WRITTEN PROBLEM >> Among the records that follow, count the lines with the string "amount"; report only that count.

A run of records
########

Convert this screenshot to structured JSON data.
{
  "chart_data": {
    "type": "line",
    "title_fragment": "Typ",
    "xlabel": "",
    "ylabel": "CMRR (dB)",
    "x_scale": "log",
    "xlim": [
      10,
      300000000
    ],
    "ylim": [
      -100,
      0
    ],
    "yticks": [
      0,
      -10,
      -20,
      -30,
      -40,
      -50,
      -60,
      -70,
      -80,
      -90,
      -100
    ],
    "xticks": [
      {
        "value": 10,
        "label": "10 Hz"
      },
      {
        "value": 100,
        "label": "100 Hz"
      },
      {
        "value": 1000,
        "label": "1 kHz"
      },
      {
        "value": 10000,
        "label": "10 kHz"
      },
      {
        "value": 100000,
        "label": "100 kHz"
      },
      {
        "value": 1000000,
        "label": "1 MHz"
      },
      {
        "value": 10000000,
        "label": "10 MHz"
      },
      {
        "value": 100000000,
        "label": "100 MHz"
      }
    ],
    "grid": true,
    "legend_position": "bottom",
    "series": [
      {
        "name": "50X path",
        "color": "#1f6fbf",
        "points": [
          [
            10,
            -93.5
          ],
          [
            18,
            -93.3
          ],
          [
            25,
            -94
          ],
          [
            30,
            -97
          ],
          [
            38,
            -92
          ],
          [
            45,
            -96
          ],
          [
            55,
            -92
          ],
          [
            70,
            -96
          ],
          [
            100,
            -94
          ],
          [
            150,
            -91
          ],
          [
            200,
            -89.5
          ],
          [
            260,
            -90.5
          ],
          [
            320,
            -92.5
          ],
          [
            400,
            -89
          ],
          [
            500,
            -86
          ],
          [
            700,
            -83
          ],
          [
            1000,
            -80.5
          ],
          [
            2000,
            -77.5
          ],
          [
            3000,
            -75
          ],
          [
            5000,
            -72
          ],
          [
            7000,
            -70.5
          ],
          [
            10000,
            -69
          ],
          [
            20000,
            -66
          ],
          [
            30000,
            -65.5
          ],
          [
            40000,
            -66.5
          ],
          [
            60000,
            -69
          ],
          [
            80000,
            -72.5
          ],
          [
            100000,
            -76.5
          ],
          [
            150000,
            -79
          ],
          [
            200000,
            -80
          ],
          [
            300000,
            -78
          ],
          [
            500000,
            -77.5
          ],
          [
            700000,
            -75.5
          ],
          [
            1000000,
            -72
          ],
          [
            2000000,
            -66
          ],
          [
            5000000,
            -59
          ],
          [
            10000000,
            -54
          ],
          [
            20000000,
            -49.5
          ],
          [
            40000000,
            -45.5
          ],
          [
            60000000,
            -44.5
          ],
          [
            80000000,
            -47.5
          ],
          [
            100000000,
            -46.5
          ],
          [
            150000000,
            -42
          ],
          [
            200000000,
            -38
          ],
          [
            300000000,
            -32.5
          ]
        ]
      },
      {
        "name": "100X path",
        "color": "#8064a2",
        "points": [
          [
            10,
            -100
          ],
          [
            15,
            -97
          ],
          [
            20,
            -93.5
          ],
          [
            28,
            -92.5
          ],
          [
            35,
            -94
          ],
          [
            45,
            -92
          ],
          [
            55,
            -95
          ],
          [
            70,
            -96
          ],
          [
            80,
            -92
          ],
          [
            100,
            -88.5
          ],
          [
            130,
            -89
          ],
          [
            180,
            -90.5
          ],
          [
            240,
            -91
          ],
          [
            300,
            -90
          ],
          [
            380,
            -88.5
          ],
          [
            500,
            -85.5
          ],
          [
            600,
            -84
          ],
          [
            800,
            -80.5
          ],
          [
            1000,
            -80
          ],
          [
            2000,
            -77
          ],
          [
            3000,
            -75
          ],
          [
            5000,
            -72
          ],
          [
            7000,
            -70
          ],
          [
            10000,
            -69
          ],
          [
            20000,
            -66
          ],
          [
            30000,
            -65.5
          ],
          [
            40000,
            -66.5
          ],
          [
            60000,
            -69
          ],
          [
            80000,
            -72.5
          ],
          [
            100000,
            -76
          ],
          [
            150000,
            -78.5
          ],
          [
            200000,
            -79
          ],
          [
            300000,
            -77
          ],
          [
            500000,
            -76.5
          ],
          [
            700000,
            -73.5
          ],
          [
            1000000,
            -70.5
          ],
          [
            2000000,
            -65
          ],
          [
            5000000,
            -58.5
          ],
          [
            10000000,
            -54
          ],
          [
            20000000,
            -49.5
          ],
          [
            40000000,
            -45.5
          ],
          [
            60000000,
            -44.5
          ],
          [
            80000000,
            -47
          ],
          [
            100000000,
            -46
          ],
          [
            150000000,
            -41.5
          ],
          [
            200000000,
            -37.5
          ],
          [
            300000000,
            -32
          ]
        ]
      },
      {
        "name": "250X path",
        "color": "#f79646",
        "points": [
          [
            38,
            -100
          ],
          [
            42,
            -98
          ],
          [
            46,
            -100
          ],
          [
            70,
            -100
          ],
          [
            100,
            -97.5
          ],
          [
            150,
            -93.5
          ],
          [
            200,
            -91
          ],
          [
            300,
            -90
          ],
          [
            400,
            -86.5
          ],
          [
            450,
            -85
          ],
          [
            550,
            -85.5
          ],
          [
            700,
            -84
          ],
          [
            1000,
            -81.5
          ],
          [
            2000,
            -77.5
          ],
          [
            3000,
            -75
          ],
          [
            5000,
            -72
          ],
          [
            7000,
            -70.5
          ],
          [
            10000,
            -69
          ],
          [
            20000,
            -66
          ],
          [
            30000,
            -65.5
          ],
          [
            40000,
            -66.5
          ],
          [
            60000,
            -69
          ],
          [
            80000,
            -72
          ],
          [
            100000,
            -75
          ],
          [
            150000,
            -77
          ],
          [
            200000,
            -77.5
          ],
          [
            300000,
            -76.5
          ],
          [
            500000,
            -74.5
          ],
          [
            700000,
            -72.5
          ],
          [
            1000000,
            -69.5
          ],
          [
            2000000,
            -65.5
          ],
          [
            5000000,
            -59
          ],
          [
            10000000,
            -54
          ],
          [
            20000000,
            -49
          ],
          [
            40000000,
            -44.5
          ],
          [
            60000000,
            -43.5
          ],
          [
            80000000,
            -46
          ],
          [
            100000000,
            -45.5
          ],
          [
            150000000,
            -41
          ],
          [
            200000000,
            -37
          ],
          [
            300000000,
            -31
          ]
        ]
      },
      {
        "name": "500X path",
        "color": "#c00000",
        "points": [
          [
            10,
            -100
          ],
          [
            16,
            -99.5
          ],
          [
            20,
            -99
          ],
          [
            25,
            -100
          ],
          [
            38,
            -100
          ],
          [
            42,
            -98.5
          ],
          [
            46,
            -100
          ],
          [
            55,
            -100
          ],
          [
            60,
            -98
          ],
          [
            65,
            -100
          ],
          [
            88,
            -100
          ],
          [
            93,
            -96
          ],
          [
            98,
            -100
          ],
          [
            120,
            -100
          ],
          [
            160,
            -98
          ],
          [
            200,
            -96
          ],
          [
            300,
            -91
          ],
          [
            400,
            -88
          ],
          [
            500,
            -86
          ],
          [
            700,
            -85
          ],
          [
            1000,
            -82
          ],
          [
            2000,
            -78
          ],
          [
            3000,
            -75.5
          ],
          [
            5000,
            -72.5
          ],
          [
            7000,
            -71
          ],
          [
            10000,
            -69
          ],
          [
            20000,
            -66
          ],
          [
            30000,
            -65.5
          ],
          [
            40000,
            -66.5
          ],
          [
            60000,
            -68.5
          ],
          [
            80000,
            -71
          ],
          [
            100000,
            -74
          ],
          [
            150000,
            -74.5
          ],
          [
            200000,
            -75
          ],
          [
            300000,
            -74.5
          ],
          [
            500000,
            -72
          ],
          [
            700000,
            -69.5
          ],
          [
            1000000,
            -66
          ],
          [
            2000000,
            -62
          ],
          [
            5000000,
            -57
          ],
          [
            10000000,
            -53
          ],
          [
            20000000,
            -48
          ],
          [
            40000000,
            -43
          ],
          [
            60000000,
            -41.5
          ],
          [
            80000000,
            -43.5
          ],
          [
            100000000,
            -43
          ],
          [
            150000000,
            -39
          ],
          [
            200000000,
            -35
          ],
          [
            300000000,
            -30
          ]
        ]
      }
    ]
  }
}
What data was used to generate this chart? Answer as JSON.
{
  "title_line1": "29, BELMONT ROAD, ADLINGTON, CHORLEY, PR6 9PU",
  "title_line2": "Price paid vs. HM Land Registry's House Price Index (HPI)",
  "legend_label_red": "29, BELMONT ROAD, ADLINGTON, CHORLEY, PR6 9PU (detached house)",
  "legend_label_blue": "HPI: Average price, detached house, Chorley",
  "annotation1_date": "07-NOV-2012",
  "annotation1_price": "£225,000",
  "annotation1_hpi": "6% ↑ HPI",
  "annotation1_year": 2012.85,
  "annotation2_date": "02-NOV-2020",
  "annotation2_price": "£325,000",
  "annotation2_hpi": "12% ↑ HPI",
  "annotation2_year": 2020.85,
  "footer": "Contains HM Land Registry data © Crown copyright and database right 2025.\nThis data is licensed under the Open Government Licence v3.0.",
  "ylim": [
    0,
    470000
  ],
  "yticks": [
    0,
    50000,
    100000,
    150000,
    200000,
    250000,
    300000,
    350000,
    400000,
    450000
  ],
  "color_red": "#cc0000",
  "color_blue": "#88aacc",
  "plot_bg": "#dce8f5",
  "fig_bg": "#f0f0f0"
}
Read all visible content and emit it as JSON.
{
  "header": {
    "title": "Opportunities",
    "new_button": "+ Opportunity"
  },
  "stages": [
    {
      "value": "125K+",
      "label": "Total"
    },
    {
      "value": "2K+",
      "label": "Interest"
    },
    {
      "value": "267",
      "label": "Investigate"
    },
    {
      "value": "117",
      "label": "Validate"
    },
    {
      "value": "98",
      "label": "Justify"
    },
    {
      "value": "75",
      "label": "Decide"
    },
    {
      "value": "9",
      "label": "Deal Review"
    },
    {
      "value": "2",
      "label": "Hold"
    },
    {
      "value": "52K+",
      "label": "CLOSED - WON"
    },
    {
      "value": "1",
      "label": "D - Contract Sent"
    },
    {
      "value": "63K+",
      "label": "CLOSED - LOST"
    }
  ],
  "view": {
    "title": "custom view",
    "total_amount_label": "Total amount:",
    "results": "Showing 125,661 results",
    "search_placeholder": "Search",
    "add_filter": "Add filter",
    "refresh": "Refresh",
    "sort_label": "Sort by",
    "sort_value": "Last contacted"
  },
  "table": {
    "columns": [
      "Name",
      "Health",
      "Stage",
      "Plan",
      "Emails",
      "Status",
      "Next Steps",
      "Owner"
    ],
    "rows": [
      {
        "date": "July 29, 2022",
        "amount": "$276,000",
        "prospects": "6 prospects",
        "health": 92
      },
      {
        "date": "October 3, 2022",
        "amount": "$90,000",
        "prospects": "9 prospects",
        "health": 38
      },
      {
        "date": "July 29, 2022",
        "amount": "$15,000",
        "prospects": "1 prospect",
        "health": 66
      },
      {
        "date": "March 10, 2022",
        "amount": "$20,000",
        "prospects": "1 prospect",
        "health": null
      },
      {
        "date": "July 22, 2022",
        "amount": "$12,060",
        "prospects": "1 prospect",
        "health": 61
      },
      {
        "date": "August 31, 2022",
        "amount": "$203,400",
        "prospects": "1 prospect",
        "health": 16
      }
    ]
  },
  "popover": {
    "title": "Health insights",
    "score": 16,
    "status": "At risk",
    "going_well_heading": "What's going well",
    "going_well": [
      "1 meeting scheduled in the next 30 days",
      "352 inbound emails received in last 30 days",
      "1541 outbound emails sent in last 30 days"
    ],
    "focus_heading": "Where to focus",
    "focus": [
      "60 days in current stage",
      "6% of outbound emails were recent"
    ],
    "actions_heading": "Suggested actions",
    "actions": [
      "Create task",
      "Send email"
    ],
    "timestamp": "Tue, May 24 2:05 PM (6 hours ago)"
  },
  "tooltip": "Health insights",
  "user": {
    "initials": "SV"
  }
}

########

OUTPUT OF THE EXERCISE >> 7